Figure data in JSON
= = =

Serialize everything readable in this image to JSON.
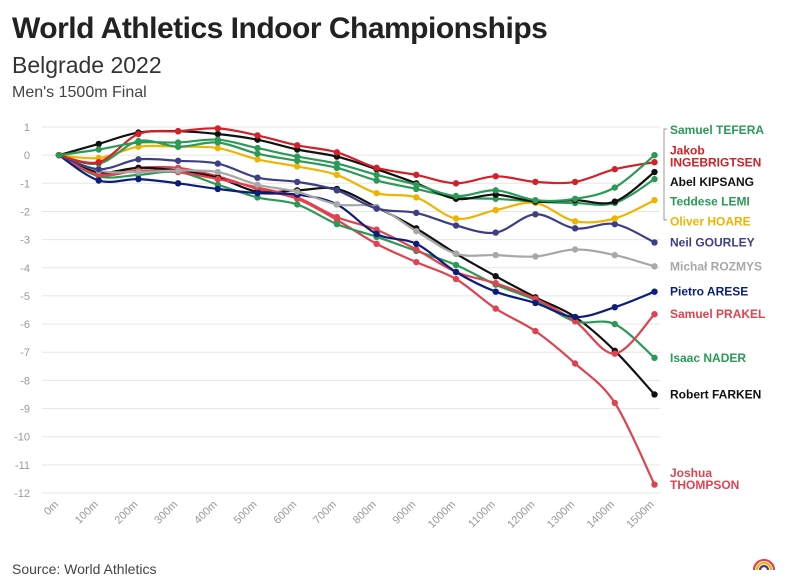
{
  "title": "World Athletics Indoor Championships",
  "subtitle": "Belgrade 2022",
  "subsubtitle": "Men's 1500m Final",
  "source": "Source: World Athletics",
  "chart_data": {
    "type": "line",
    "title": "World Athletics Indoor Championships",
    "subtitle": "Belgrade 2022",
    "xlabel": "",
    "ylabel": "",
    "ylim": [
      -12,
      1
    ],
    "yticks": [
      1,
      0,
      -1,
      -2,
      -3,
      -4,
      -5,
      -6,
      -7,
      -8,
      -9,
      -10,
      -11,
      -12
    ],
    "grid": true,
    "categories": [
      "0m",
      "100m",
      "200m",
      "300m",
      "400m",
      "500m",
      "600m",
      "700m",
      "800m",
      "900m",
      "1000m",
      "1100m",
      "1200m",
      "1300m",
      "1400m",
      "1500m"
    ],
    "series": [
      {
        "name": "Samuel TEFERA",
        "color": "#2a9a56",
        "values": [
          0,
          0.2,
          0.45,
          0.45,
          0.55,
          0.25,
          -0.05,
          -0.3,
          -0.7,
          -1.05,
          -1.45,
          -1.25,
          -1.6,
          -1.55,
          -1.15,
          0.0
        ]
      },
      {
        "name": "Jakob INGEBRIGTSEN",
        "color": "#d42027",
        "values": [
          0,
          -0.25,
          0.75,
          0.85,
          0.95,
          0.7,
          0.35,
          0.1,
          -0.45,
          -0.7,
          -1.0,
          -0.75,
          -0.95,
          -0.95,
          -0.5,
          -0.25
        ]
      },
      {
        "name": "Abel KIPSANG",
        "color": "#111111",
        "values": [
          0,
          0.4,
          0.8,
          0.85,
          0.75,
          0.55,
          0.2,
          -0.05,
          -0.5,
          -1.0,
          -1.55,
          -1.4,
          -1.65,
          -1.6,
          -1.65,
          -0.6
        ]
      },
      {
        "name": "Teddese LEMI",
        "color": "#2a9a56",
        "values": [
          0,
          -0.3,
          0.5,
          0.3,
          0.45,
          0.05,
          -0.2,
          -0.45,
          -0.9,
          -1.2,
          -1.5,
          -1.55,
          -1.65,
          -1.7,
          -1.7,
          -0.85
        ]
      },
      {
        "name": "Oliver HOARE",
        "color": "#f0b400",
        "values": [
          0,
          -0.1,
          0.3,
          0.3,
          0.25,
          -0.15,
          -0.4,
          -0.7,
          -1.35,
          -1.5,
          -2.25,
          -1.95,
          -1.7,
          -2.35,
          -2.25,
          -1.6
        ]
      },
      {
        "name": "Neil GOURLEY",
        "color": "#3d3f86",
        "values": [
          0,
          -0.5,
          -0.15,
          -0.2,
          -0.3,
          -0.8,
          -0.95,
          -1.25,
          -1.9,
          -2.05,
          -2.5,
          -2.75,
          -2.1,
          -2.6,
          -2.45,
          -3.1
        ]
      },
      {
        "name": "Michał ROZMYS",
        "color": "#a8a8a8",
        "values": [
          0,
          -0.55,
          -0.6,
          -0.55,
          -0.6,
          -1.05,
          -1.3,
          -1.75,
          -1.85,
          -2.7,
          -3.5,
          -3.55,
          -3.6,
          -3.35,
          -3.55,
          -3.95
        ]
      },
      {
        "name": "Pietro ARESE",
        "color": "#0c1e7a",
        "values": [
          0,
          -0.9,
          -0.85,
          -1.0,
          -1.2,
          -1.35,
          -1.4,
          -1.75,
          -2.8,
          -3.15,
          -4.15,
          -4.85,
          -5.25,
          -5.75,
          -5.4,
          -4.85
        ]
      },
      {
        "name": "Samuel PRAKEL",
        "color": "#e04250",
        "values": [
          0,
          -0.7,
          -0.55,
          -0.6,
          -0.85,
          -1.15,
          -1.5,
          -2.2,
          -2.65,
          -3.35,
          -4.15,
          -4.55,
          -5.1,
          -5.9,
          -7.05,
          -5.65
        ]
      },
      {
        "name": "Isaac NADER",
        "color": "#2a9a56",
        "values": [
          0,
          -0.75,
          -0.7,
          -0.6,
          -1.05,
          -1.5,
          -1.75,
          -2.45,
          -2.9,
          -3.4,
          -3.9,
          -4.6,
          -5.15,
          -5.9,
          -6.0,
          -7.2
        ]
      },
      {
        "name": "Robert FARKEN",
        "color": "#111111",
        "values": [
          0,
          -0.6,
          -0.45,
          -0.55,
          -0.8,
          -1.3,
          -1.25,
          -1.2,
          -1.85,
          -2.6,
          -3.5,
          -4.3,
          -5.05,
          -5.75,
          -6.95,
          -8.5
        ]
      },
      {
        "name": "Joshua THOMPSON",
        "color": "#e04250",
        "values": [
          0,
          -0.65,
          -0.45,
          -0.45,
          -0.75,
          -1.2,
          -1.55,
          -2.3,
          -3.15,
          -3.8,
          -4.4,
          -5.45,
          -6.25,
          -7.4,
          -8.8,
          -11.7
        ]
      }
    ],
    "labels": [
      {
        "lines": [
          "Samuel TEFERA"
        ],
        "color": "#2a9a56",
        "y": 0.9
      },
      {
        "lines": [
          "Jakob",
          "INGEBRIGTSEN"
        ],
        "color": "#d42027",
        "y": -0.05
      },
      {
        "lines": [
          "Abel KIPSANG"
        ],
        "color": "#111111",
        "y": -0.95
      },
      {
        "lines": [
          "Teddese LEMI"
        ],
        "color": "#2a9a56",
        "y": -1.65
      },
      {
        "lines": [
          "Oliver HOARE"
        ],
        "color": "#f0b400",
        "y": -2.35
      },
      {
        "lines": [
          "Neil GOURLEY"
        ],
        "color": "#3d3f86",
        "y": -3.1
      },
      {
        "lines": [
          "Michał ROZMYS"
        ],
        "color": "#a8a8a8",
        "y": -3.95
      },
      {
        "lines": [
          "Pietro ARESE"
        ],
        "color": "#0c1e7a",
        "y": -4.85
      },
      {
        "lines": [
          "Samuel PRAKEL"
        ],
        "color": "#e04250",
        "y": -5.65
      },
      {
        "lines": [
          "Isaac NADER"
        ],
        "color": "#2a9a56",
        "y": -7.2
      },
      {
        "lines": [
          "Robert FARKEN"
        ],
        "color": "#111111",
        "y": -8.5
      },
      {
        "lines": [
          "Joshua",
          "THOMPSON"
        ],
        "color": "#e04250",
        "y": -11.5
      }
    ],
    "bracket_color": "#999999",
    "gridline_color": "#e6e6e6",
    "tick_color": "#888888",
    "axis_label_color": "#999999"
  }
}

= = =

▶ GIVEN INSTRUCTION:
Would you set down the listing exactly, omitting pictures?

▶ EXERCISE OUTPUT:
Serialize everything readable in this image to JSON.
{
  "title": "World Athletics Indoor Championships",
  "subtitle": "Belgrade 2022",
  "subsubtitle": "Men's 1500m Final",
  "source": "Source: World Athletics",
  "chart_data": {
    "type": "line",
    "title": "World Athletics Indoor Championships",
    "subtitle": "Belgrade 2022",
    "xlabel": "",
    "ylabel": "",
    "ylim": [
      -12,
      1
    ],
    "yticks": [
      1,
      0,
      -1,
      -2,
      -3,
      -4,
      -5,
      -6,
      -7,
      -8,
      -9,
      -10,
      -11,
      -12
    ],
    "grid": true,
    "categories": [
      "0m",
      "100m",
      "200m",
      "300m",
      "400m",
      "500m",
      "600m",
      "700m",
      "800m",
      "900m",
      "1000m",
      "1100m",
      "1200m",
      "1300m",
      "1400m",
      "1500m"
    ],
    "series": [
      {
        "name": "Samuel TEFERA",
        "color": "#2a9a56",
        "values": [
          0,
          0.2,
          0.45,
          0.45,
          0.55,
          0.25,
          -0.05,
          -0.3,
          -0.7,
          -1.05,
          -1.45,
          -1.25,
          -1.6,
          -1.55,
          -1.15,
          0.0
        ]
      },
      {
        "name": "Jakob INGEBRIGTSEN",
        "color": "#d42027",
        "values": [
          0,
          -0.25,
          0.75,
          0.85,
          0.95,
          0.7,
          0.35,
          0.1,
          -0.45,
          -0.7,
          -1.0,
          -0.75,
          -0.95,
          -0.95,
          -0.5,
          -0.25
        ]
      },
      {
        "name": "Abel KIPSANG",
        "color": "#111111",
        "values": [
          0,
          0.4,
          0.8,
          0.85,
          0.75,
          0.55,
          0.2,
          -0.05,
          -0.5,
          -1.0,
          -1.55,
          -1.4,
          -1.65,
          -1.6,
          -1.65,
          -0.6
        ]
      },
      {
        "name": "Teddese LEMI",
        "color": "#2a9a56",
        "values": [
          0,
          -0.3,
          0.5,
          0.3,
          0.45,
          0.05,
          -0.2,
          -0.45,
          -0.9,
          -1.2,
          -1.5,
          -1.55,
          -1.65,
          -1.7,
          -1.7,
          -0.85
        ]
      },
      {
        "name": "Oliver HOARE",
        "color": "#f0b400",
        "values": [
          0,
          -0.1,
          0.3,
          0.3,
          0.25,
          -0.15,
          -0.4,
          -0.7,
          -1.35,
          -1.5,
          -2.25,
          -1.95,
          -1.7,
          -2.35,
          -2.25,
          -1.6
        ]
      },
      {
        "name": "Neil GOURLEY",
        "color": "#3d3f86",
        "values": [
          0,
          -0.5,
          -0.15,
          -0.2,
          -0.3,
          -0.8,
          -0.95,
          -1.25,
          -1.9,
          -2.05,
          -2.5,
          -2.75,
          -2.1,
          -2.6,
          -2.45,
          -3.1
        ]
      },
      {
        "name": "Michał ROZMYS",
        "color": "#a8a8a8",
        "values": [
          0,
          -0.55,
          -0.6,
          -0.55,
          -0.6,
          -1.05,
          -1.3,
          -1.75,
          -1.85,
          -2.7,
          -3.5,
          -3.55,
          -3.6,
          -3.35,
          -3.55,
          -3.95
        ]
      },
      {
        "name": "Pietro ARESE",
        "color": "#0c1e7a",
        "values": [
          0,
          -0.9,
          -0.85,
          -1.0,
          -1.2,
          -1.35,
          -1.4,
          -1.75,
          -2.8,
          -3.15,
          -4.15,
          -4.85,
          -5.25,
          -5.75,
          -5.4,
          -4.85
        ]
      },
      {
        "name": "Samuel PRAKEL",
        "color": "#e04250",
        "values": [
          0,
          -0.7,
          -0.55,
          -0.6,
          -0.85,
          -1.15,
          -1.5,
          -2.2,
          -2.65,
          -3.35,
          -4.15,
          -4.55,
          -5.1,
          -5.9,
          -7.05,
          -5.65
        ]
      },
      {
        "name": "Isaac NADER",
        "color": "#2a9a56",
        "values": [
          0,
          -0.75,
          -0.7,
          -0.6,
          -1.05,
          -1.5,
          -1.75,
          -2.45,
          -2.9,
          -3.4,
          -3.9,
          -4.6,
          -5.15,
          -5.9,
          -6.0,
          -7.2
        ]
      },
      {
        "name": "Robert FARKEN",
        "color": "#111111",
        "values": [
          0,
          -0.6,
          -0.45,
          -0.55,
          -0.8,
          -1.3,
          -1.25,
          -1.2,
          -1.85,
          -2.6,
          -3.5,
          -4.3,
          -5.05,
          -5.75,
          -6.95,
          -8.5
        ]
      },
      {
        "name": "Joshua THOMPSON",
        "color": "#e04250",
        "values": [
          0,
          -0.65,
          -0.45,
          -0.45,
          -0.75,
          -1.2,
          -1.55,
          -2.3,
          -3.15,
          -3.8,
          -4.4,
          -5.45,
          -6.25,
          -7.4,
          -8.8,
          -11.7
        ]
      }
    ],
    "labels": [
      {
        "lines": [
          "Samuel TEFERA"
        ],
        "color": "#2a9a56",
        "y": 0.9
      },
      {
        "lines": [
          "Jakob",
          "INGEBRIGTSEN"
        ],
        "color": "#d42027",
        "y": -0.05
      },
      {
        "lines": [
          "Abel KIPSANG"
        ],
        "color": "#111111",
        "y": -0.95
      },
      {
        "lines": [
          "Teddese LEMI"
        ],
        "color": "#2a9a56",
        "y": -1.65
      },
      {
        "lines": [
          "Oliver HOARE"
        ],
        "color": "#f0b400",
        "y": -2.35
      },
      {
        "lines": [
          "Neil GOURLEY"
        ],
        "color": "#3d3f86",
        "y": -3.1
      },
      {
        "lines": [
          "Michał ROZMYS"
        ],
        "color": "#a8a8a8",
        "y": -3.95
      },
      {
        "lines": [
          "Pietro ARESE"
        ],
        "color": "#0c1e7a",
        "y": -4.85
      },
      {
        "lines": [
          "Samuel PRAKEL"
        ],
        "color": "#e04250",
        "y": -5.65
      },
      {
        "lines": [
          "Isaac NADER"
        ],
        "color": "#2a9a56",
        "y": -7.2
      },
      {
        "lines": [
          "Robert FARKEN"
        ],
        "color": "#111111",
        "y": -8.5
      },
      {
        "lines": [
          "Joshua",
          "THOMPSON"
        ],
        "color": "#e04250",
        "y": -11.5
      }
    ],
    "bracket_color": "#999999",
    "gridline_color": "#e6e6e6",
    "tick_color": "#888888",
    "axis_label_color": "#999999"
  }
}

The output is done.